[Source records]
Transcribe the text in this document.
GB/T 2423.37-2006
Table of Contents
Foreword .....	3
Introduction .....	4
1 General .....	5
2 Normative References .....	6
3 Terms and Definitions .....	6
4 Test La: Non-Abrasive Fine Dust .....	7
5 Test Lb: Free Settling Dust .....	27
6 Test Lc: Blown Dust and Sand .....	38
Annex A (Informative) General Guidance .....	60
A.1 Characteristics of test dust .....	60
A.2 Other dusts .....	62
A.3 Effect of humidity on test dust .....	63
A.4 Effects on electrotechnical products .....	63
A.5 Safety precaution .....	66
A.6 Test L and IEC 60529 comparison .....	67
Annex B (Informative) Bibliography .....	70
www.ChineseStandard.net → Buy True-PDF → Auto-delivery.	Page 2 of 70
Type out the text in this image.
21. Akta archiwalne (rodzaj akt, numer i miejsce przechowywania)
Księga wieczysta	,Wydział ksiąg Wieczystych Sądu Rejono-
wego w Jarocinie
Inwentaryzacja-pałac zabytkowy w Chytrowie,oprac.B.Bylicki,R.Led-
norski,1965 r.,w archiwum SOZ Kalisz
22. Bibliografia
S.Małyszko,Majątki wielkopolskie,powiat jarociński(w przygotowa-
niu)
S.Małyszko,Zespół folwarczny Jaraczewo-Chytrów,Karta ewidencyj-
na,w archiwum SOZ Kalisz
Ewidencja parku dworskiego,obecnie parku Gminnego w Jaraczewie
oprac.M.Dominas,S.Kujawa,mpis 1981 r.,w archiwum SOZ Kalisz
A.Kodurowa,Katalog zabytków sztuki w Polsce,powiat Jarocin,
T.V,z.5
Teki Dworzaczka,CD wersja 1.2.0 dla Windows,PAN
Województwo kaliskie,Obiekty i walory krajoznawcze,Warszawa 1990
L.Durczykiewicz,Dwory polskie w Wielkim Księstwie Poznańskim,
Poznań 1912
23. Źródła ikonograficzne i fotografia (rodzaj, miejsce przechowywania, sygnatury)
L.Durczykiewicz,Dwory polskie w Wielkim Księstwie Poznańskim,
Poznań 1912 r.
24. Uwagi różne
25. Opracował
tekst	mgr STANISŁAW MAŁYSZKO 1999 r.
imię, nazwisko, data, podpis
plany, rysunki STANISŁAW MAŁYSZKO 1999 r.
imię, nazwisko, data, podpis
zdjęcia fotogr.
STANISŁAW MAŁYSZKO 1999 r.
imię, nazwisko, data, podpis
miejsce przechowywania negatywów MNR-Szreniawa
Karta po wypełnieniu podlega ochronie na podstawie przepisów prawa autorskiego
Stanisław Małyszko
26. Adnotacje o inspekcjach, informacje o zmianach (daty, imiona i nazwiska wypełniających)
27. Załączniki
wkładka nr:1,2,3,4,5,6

> [Exercise]:
Locate all lines holding the word "Karta", then copy them out.

> [Output]:
S.Małyszko,Zespół folwarczny Jaraczewo-Chytrów,Karta ewidencyj-
Karta po wypełnieniu podlega ochronie na podstawie przepisów prawa autorskiego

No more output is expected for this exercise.